*EXCERPTED DATA:*
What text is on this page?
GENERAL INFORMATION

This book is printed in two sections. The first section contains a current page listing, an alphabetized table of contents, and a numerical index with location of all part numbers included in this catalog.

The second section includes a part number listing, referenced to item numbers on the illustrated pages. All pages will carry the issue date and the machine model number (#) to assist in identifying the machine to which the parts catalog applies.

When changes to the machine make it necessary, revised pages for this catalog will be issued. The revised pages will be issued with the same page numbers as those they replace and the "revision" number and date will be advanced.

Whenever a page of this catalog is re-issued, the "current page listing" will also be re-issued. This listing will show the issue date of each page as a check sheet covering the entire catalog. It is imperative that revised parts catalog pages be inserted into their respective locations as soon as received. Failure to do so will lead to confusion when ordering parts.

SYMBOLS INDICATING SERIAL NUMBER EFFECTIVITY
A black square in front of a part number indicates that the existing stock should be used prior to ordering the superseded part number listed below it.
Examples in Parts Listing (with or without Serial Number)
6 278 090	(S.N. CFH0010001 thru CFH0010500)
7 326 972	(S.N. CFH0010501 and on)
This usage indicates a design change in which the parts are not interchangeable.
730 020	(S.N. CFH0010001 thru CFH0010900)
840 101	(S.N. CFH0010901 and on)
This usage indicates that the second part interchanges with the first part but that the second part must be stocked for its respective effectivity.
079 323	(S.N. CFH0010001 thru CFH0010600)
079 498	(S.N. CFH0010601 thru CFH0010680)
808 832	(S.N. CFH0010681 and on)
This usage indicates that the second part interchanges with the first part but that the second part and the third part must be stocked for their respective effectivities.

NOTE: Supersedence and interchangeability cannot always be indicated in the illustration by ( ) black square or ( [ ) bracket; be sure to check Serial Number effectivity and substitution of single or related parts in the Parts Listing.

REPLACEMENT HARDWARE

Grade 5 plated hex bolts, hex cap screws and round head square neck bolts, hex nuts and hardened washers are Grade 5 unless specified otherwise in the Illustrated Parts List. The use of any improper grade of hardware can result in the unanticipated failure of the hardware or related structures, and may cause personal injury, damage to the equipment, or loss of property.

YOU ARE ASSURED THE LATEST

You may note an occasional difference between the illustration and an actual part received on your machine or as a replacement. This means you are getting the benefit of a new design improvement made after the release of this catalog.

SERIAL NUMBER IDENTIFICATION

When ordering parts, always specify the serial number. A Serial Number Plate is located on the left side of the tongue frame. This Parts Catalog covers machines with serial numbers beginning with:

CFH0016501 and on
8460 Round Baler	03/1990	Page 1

*GIVEN PROBLEM:* Pick out and copy every line that contains the word "related".

*PROBLEM SOLUTION:*
NOTE: Supersedence and interchangeability cannot always be indicated in the illustration by ( ) black square or ( [ ) bracket; be sure to check Serial Number effectivity and substitution of single or related parts in the Parts Listing.
Grade 5 plated hex bolts, hex cap screws and round head square neck bolts, hex nuts and hardened washers are Grade 5 unless specified otherwise in the Illustrated Parts List. The use of any improper grade of hardware can result in the unanticipated failure of the hardware or related structures, and may cause personal injury, damage to the equipment, or loss of property.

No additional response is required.